- _Your goal_: Write out every line of the records below without changing anything.

- _Data provided_:
···
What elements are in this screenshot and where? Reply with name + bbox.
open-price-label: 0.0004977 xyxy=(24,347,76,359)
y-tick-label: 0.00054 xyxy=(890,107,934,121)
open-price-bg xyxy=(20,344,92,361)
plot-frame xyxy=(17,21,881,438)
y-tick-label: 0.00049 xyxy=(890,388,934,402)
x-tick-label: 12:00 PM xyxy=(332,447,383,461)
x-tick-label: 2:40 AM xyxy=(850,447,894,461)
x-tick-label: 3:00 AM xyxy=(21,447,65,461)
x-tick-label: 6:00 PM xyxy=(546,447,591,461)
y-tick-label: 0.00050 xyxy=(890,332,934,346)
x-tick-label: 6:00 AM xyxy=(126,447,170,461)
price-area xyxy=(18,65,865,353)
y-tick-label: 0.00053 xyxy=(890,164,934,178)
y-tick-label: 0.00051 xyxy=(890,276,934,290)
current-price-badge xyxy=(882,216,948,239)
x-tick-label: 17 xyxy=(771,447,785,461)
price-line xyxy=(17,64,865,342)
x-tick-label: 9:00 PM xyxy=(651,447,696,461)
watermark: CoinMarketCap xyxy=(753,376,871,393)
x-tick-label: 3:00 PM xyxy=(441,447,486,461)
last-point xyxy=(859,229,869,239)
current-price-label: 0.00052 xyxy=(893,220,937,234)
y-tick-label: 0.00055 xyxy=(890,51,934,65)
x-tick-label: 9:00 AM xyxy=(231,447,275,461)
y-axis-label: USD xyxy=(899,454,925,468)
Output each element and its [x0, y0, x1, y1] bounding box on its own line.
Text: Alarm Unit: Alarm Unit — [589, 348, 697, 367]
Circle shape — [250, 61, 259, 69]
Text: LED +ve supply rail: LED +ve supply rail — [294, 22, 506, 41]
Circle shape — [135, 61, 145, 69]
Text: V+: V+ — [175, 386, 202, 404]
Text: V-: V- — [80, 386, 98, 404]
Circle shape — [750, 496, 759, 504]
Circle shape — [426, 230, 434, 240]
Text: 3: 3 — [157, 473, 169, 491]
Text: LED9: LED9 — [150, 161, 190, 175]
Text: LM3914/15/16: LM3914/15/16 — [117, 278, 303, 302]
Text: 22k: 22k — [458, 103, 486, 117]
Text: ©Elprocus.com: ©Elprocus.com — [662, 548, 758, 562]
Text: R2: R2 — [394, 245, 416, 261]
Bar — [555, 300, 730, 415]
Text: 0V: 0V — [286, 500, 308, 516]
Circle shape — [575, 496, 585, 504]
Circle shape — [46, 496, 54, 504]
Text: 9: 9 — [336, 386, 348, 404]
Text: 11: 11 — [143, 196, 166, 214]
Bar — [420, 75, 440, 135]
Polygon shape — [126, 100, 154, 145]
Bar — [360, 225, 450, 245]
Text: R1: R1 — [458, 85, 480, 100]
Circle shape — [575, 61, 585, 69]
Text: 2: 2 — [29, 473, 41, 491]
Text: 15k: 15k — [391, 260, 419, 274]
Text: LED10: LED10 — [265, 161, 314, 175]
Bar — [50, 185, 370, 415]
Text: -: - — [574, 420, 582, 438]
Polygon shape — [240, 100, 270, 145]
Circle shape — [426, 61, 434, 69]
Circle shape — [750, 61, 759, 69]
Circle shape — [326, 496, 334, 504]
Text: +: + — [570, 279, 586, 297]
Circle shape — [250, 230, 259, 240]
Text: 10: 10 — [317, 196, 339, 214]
···
- _The output_:
What elements are in this screenshot and where? Reply with name + bbox.
open-price-label: 0.0004977 xyxy=(24,347,76,359)
y-tick-label: 0.00054 xyxy=(890,107,934,121)
open-price-bg xyxy=(20,344,92,361)
plot-frame xyxy=(17,21,881,438)
y-tick-label: 0.00049 xyxy=(890,388,934,402)
x-tick-label: 12:00 PM xyxy=(332,447,383,461)
x-tick-label: 2:40 AM xyxy=(850,447,894,461)
x-tick-label: 3:00 AM xyxy=(21,447,65,461)
x-tick-label: 6:00 PM xyxy=(546,447,591,461)
y-tick-label: 0.00050 xyxy=(890,332,934,346)
x-tick-label: 6:00 AM xyxy=(126,447,170,461)
price-area xyxy=(18,65,865,353)
y-tick-label: 0.00053 xyxy=(890,164,934,178)
y-tick-label: 0.00051 xyxy=(890,276,934,290)
current-price-badge xyxy=(882,216,948,239)
x-tick-label: 17 xyxy=(771,447,785,461)
price-line xyxy=(17,64,865,342)
x-tick-label: 9:00 PM xyxy=(651,447,696,461)
watermark: CoinMarketCap xyxy=(753,376,871,393)
x-tick-label: 3:00 PM xyxy=(441,447,486,461)
last-point xyxy=(859,229,869,239)
current-price-label: 0.00052 xyxy=(893,220,937,234)
y-tick-label: 0.00055 xyxy=(890,51,934,65)
x-tick-label: 9:00 AM xyxy=(231,447,275,461)
y-axis-label: USD xyxy=(899,454,925,468)
Output each element and its [x0, y0, x1, y1] bounding box on its own line.
Text: Alarm Unit: Alarm Unit — [589, 348, 697, 367]
Circle shape — [250, 61, 259, 69]
Text: LED +ve supply rail: LED +ve supply rail — [294, 22, 506, 41]
Circle shape — [135, 61, 145, 69]
Text: V+: V+ — [175, 386, 202, 404]
Text: V-: V- — [80, 386, 98, 404]
Circle shape — [750, 496, 759, 504]
Circle shape — [426, 230, 434, 240]
Text: 3: 3 — [157, 473, 169, 491]
Text: LED9: LED9 — [150, 161, 190, 175]
Text: LM3914/15/16: LM3914/15/16 — [117, 278, 303, 302]
Text: 22k: 22k — [458, 103, 486, 117]
Text: ©Elprocus.com: ©Elprocus.com — [662, 548, 758, 562]
Text: R2: R2 — [394, 245, 416, 261]
Bar — [555, 300, 730, 415]
Text: 0V: 0V — [286, 500, 308, 516]
Circle shape — [575, 496, 585, 504]
Circle shape — [46, 496, 54, 504]
Text: 9: 9 — [336, 386, 348, 404]
Text: 11: 11 — [143, 196, 166, 214]
Bar — [420, 75, 440, 135]
Polygon shape — [126, 100, 154, 145]
Bar — [360, 225, 450, 245]
Text: R1: R1 — [458, 85, 480, 100]
Circle shape — [575, 61, 585, 69]
Text: 2: 2 — [29, 473, 41, 491]
Text: 15k: 15k — [391, 260, 419, 274]
Text: LED10: LED10 — [265, 161, 314, 175]
Bar — [50, 185, 370, 415]
Text: -: - — [574, 420, 582, 438]
Polygon shape — [240, 100, 270, 145]
Circle shape — [426, 61, 434, 69]
Circle shape — [750, 61, 759, 69]
Circle shape — [326, 496, 334, 504]
Text: +: + — [570, 279, 586, 297]
Circle shape — [250, 230, 259, 240]
Text: 10: 10 — [317, 196, 339, 214]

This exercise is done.